» **SOURCE TEXT**
TIL that Go uses uint32 instead of uint8 or just bool. At first glance, that seems counterintuitive because ideally a bool is just a bit. Why's do we need the additional 31 more bits?

The reason is that - most CPU can perform atomic operations efficiently for 32-bit/64-bit word-sized values. Some CPUs can perform atomic operations even on a single byte, however that may be inefficient in terms of speed and memory.

// A Bool is an atomic boolean value.
// The zero value is false.
//
// Bool must not be copied after first use.
type Bool struct {
	_ noCopy
	v uint32
}

Let's see how CompareAndSwap works for a bool

// CompareAndSwap executes the compare-and-swap operation for the boolean value x.
func (x *Bool) CompareAndSwap(old, new bool) (swapped bool) {
	return CompareAndSwapUint32(&x.v, b32(old), b32(new))

» **DIRECTIVES**
1) According to the Go atomic Bool text, what integer type does the field v in the Bool struct have?
2) Based on the Go atomic Bool text, does each statement agree with it? Answer yes or no for each and quote the deciding words. (a) The zero value of a Bool is false. (b) A Bool may be copied freely after its first use. (c) No CPU can perform atomic operations on a single byte.

(Listings of boxed layout items)
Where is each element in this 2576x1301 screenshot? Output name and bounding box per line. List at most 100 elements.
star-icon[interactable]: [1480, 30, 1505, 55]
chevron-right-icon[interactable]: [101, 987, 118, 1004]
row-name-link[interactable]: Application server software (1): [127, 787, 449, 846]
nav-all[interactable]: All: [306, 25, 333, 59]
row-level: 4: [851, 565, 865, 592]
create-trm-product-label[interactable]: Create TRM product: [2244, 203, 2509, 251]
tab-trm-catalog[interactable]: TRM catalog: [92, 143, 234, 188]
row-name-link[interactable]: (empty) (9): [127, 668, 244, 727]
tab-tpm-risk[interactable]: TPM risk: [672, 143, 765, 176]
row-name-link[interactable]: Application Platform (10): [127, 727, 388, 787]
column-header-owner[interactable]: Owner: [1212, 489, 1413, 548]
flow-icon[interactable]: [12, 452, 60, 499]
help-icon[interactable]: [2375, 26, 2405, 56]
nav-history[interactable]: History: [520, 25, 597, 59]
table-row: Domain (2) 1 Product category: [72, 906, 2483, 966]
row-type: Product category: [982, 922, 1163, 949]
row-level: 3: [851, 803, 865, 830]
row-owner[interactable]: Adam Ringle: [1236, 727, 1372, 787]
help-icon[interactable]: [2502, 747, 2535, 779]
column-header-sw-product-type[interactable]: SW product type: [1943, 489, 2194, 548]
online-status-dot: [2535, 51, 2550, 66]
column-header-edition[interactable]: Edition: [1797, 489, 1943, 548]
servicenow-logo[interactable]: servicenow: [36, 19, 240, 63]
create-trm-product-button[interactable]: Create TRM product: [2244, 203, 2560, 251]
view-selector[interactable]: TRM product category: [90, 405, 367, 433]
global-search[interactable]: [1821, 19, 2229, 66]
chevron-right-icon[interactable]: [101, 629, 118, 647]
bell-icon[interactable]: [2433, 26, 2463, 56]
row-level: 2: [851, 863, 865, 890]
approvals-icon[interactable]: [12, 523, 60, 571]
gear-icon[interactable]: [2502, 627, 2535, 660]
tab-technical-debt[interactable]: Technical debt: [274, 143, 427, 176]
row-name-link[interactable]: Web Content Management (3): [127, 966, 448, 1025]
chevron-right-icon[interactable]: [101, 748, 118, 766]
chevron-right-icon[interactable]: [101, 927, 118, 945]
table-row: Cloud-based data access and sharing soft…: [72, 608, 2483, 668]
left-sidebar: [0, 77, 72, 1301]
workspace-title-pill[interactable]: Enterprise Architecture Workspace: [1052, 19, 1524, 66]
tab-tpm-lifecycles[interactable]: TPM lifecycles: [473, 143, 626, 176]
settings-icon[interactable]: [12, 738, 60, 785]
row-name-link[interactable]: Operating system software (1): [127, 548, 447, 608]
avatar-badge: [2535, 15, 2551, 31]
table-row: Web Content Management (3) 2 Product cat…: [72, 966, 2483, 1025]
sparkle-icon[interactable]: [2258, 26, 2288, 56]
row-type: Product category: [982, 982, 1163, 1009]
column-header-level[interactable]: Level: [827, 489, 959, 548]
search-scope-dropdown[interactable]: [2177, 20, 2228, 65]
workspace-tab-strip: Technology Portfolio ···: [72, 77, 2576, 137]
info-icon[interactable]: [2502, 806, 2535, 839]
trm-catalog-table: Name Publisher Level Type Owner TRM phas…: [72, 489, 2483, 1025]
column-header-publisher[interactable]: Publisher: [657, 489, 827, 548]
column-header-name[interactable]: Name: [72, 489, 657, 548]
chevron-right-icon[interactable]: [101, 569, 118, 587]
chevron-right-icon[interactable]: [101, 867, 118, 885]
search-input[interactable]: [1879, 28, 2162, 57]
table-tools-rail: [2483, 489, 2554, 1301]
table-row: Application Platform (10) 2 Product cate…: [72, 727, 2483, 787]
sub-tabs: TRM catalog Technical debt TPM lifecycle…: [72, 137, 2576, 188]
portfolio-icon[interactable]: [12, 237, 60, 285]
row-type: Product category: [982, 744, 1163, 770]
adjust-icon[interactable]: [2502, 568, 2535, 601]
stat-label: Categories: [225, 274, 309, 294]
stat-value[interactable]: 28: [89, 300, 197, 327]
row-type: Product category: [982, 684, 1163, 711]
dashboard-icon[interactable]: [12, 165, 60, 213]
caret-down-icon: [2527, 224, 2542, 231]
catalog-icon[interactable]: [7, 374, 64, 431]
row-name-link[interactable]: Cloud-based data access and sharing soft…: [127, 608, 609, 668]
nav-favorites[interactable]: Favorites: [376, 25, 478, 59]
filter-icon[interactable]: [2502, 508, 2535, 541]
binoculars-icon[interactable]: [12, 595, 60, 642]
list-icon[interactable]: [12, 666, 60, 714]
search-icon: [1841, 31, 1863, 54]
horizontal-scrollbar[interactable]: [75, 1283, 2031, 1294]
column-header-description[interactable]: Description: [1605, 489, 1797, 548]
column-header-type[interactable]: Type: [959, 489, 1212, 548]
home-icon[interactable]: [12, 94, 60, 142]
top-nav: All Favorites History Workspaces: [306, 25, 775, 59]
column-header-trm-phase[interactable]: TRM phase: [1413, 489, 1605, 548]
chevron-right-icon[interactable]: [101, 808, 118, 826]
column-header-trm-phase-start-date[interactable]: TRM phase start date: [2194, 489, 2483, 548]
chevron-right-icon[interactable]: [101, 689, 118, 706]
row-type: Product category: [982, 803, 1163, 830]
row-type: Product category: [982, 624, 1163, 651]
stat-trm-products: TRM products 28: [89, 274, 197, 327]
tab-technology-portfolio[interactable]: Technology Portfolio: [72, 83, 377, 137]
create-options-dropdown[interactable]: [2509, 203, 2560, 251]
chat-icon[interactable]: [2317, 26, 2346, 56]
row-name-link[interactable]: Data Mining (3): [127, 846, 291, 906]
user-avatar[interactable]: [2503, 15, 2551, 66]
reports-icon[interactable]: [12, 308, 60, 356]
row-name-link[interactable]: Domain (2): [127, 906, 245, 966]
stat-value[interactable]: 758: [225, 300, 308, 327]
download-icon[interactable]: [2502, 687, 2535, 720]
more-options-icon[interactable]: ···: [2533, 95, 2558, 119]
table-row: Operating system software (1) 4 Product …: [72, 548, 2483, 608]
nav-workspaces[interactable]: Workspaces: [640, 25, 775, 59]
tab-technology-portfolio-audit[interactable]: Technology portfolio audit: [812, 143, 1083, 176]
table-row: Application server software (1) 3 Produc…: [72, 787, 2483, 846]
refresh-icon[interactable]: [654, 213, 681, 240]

» **SOLUTIONS TO THE EXERCISE**
1) uint32

2)
(a) Yes: "The zero value is false."
(b) No: "Bool must not be copied after first use."
(c) No: "Some CPUs can perform atomic operations even on a single byte"